Write the data out again, exactly as given.

(Recorded data)
· · · · · · ·
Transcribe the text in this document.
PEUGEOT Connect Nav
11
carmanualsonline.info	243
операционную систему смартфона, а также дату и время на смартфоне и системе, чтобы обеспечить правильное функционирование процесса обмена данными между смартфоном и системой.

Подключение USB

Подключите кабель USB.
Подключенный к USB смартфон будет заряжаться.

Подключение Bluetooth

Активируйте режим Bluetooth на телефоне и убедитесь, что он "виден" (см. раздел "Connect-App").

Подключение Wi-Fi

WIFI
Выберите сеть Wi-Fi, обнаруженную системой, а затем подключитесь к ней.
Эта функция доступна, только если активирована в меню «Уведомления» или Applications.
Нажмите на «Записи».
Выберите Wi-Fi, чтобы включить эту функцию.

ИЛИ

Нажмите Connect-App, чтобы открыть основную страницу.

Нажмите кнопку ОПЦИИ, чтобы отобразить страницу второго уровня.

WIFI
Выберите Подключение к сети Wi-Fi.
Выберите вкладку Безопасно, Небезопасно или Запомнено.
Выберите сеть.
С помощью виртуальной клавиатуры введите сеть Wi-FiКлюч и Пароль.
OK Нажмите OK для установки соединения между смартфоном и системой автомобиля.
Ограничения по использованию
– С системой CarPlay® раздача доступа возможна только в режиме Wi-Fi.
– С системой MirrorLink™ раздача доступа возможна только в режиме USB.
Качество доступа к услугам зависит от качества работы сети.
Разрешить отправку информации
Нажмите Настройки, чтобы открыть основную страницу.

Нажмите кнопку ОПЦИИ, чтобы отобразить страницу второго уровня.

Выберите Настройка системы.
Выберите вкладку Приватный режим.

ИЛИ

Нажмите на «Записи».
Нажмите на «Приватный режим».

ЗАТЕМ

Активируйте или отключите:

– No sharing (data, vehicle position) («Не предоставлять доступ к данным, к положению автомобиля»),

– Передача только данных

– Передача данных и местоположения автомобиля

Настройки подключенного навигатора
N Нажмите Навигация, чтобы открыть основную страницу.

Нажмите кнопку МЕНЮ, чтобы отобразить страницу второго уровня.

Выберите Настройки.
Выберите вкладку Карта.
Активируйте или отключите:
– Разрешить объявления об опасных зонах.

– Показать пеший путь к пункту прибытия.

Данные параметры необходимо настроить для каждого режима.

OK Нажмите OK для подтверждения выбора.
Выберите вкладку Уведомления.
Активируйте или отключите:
· · · · · · ·
Result →
Transcribe the text in this document.
PEUGEOT Connect Nav
11
carmanualsonline.info	243
операционную систему смартфона, а также дату и время на смартфоне и системе, чтобы обеспечить правильное функционирование процесса обмена данными между смартфоном и системой.

Подключение USB

Подключите кабель USB.
Подключенный к USB смартфон будет заряжаться.

Подключение Bluetooth

Активируйте режим Bluetooth на телефоне и убедитесь, что он "виден" (см. раздел "Connect-App").

Подключение Wi-Fi

WIFI
Выберите сеть Wi-Fi, обнаруженную системой, а затем подключитесь к ней.
Эта функция доступна, только если активирована в меню «Уведомления» или Applications.
Нажмите на «Записи».
Выберите Wi-Fi, чтобы включить эту функцию.

ИЛИ

Нажмите Connect-App, чтобы открыть основную страницу.

Нажмите кнопку ОПЦИИ, чтобы отобразить страницу второго уровня.

WIFI
Выберите Подключение к сети Wi-Fi.
Выберите вкладку Безопасно, Небезопасно или Запомнено.
Выберите сеть.
С помощью виртуальной клавиатуры введите сеть Wi-FiКлюч и Пароль.
OK Нажмите OK для установки соединения между смартфоном и системой автомобиля.
Ограничения по использованию
– С системой CarPlay® раздача доступа возможна только в режиме Wi-Fi.
– С системой MirrorLink™ раздача доступа возможна только в режиме USB.
Качество доступа к услугам зависит от качества работы сети.
Разрешить отправку информации
Нажмите Настройки, чтобы открыть основную страницу.

Нажмите кнопку ОПЦИИ, чтобы отобразить страницу второго уровня.

Выберите Настройка системы.
Выберите вкладку Приватный режим.

ИЛИ

Нажмите на «Записи».
Нажмите на «Приватный режим».

ЗАТЕМ

Активируйте или отключите:

– No sharing (data, vehicle position) («Не предоставлять доступ к данным, к положению автомобиля»),

– Передача только данных

– Передача данных и местоположения автомобиля

Настройки подключенного навигатора
N Нажмите Навигация, чтобы открыть основную страницу.

Нажмите кнопку МЕНЮ, чтобы отобразить страницу второго уровня.

Выберите Настройки.
Выберите вкладку Карта.
Активируйте или отключите:
– Разрешить объявления об опасных зонах.

– Показать пеший путь к пункту прибытия.

Данные параметры необходимо настроить для каждого режима.

OK Нажмите OK для подтверждения выбора.
Выберите вкладку Уведомления.
Активируйте или отключите:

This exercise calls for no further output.